_Set task_:
State the number of lines that include the string "plus", and write nothing else.

[Entries taken from a collection]
# # #

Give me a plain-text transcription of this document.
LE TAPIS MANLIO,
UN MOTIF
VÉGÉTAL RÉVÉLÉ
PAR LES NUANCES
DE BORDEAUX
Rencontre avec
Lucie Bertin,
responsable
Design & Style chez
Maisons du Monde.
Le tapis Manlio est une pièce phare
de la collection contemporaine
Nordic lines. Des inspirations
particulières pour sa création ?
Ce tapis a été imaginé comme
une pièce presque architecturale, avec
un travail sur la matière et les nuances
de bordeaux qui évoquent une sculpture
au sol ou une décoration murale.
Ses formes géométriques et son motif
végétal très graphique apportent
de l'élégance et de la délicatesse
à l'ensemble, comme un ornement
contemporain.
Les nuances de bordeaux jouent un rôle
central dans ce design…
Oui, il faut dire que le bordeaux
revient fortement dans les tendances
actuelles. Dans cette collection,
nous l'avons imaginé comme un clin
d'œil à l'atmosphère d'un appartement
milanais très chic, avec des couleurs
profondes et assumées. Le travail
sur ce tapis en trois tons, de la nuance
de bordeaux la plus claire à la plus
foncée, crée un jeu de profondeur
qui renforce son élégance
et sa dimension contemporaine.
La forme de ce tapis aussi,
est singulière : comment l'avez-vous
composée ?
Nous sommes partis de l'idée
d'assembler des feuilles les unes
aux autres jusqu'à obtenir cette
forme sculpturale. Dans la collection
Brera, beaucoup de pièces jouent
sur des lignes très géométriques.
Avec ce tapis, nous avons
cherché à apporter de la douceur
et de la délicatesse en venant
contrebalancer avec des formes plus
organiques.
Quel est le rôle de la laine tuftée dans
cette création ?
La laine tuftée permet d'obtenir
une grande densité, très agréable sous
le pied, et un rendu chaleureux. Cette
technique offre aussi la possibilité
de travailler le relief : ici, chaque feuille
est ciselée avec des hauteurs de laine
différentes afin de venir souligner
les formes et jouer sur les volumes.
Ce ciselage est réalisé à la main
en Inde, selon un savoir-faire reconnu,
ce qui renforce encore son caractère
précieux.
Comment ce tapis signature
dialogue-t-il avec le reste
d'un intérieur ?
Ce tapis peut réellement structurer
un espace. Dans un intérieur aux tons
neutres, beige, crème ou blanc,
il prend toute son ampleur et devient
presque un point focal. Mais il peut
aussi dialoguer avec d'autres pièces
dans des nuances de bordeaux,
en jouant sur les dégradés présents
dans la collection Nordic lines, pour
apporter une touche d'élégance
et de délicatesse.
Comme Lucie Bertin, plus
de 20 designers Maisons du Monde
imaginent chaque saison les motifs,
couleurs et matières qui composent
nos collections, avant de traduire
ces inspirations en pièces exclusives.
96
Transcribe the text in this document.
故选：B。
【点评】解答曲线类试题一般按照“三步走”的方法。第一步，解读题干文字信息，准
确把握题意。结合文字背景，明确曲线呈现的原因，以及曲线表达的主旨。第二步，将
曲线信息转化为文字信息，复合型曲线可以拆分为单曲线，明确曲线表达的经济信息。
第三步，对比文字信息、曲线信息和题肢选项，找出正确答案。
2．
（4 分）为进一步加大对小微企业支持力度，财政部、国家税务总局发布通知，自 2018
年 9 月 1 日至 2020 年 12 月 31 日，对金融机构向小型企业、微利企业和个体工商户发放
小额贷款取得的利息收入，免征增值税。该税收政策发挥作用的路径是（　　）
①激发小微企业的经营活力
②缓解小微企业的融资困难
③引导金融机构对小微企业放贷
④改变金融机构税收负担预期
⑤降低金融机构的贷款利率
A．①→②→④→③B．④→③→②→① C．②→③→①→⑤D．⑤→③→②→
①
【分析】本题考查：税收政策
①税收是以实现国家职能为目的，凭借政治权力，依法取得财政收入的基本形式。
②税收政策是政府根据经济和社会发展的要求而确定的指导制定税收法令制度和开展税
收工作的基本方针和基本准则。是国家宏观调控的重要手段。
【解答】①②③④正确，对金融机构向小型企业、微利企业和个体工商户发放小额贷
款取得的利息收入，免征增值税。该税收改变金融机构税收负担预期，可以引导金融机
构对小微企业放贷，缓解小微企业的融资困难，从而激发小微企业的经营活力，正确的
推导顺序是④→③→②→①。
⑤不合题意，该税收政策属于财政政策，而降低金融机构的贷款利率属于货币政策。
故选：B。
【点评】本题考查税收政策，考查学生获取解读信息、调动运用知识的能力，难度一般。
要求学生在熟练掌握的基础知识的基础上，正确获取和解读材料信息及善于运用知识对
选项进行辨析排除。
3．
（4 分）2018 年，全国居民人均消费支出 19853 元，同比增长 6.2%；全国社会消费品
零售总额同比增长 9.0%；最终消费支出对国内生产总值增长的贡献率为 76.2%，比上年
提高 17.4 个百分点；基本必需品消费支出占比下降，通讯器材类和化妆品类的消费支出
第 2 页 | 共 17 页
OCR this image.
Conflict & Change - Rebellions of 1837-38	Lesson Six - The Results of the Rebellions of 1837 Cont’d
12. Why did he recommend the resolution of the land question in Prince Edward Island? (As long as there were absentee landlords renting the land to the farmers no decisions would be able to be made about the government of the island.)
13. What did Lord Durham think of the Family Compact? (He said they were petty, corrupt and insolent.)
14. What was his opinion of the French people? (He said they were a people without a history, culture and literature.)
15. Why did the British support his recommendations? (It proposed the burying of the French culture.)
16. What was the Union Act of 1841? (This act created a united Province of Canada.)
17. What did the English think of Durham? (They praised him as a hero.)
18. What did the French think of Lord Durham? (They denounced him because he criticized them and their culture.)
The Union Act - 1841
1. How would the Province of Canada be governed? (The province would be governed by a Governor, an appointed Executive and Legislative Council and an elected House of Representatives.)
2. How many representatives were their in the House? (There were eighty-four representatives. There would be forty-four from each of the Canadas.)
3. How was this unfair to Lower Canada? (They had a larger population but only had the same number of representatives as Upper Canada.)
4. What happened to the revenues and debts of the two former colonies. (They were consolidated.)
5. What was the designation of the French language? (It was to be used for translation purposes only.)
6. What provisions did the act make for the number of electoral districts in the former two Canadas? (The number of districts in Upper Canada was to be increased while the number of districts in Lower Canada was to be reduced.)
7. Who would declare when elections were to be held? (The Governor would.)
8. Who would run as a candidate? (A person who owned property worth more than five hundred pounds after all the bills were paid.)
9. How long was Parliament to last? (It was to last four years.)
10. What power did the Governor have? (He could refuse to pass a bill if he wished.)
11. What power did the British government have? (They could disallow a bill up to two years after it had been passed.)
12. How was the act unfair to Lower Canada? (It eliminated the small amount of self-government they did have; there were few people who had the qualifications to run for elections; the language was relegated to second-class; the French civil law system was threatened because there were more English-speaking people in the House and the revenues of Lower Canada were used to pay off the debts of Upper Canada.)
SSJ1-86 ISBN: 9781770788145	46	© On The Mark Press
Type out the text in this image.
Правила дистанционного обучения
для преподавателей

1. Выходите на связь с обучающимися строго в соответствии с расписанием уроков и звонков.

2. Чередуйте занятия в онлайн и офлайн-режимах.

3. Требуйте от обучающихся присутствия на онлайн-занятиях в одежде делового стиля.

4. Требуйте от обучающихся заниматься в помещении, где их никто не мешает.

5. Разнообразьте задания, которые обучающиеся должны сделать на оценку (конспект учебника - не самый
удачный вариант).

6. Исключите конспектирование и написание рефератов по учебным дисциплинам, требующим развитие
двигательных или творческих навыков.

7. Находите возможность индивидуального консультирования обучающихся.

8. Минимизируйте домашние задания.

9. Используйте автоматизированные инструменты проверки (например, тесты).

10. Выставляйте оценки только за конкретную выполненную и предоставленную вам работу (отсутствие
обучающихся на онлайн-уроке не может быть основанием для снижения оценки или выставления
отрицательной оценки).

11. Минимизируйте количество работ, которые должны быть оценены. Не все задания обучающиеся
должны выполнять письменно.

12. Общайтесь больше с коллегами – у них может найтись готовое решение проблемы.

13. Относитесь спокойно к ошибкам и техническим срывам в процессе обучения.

# # #

_Exercise solution_:
3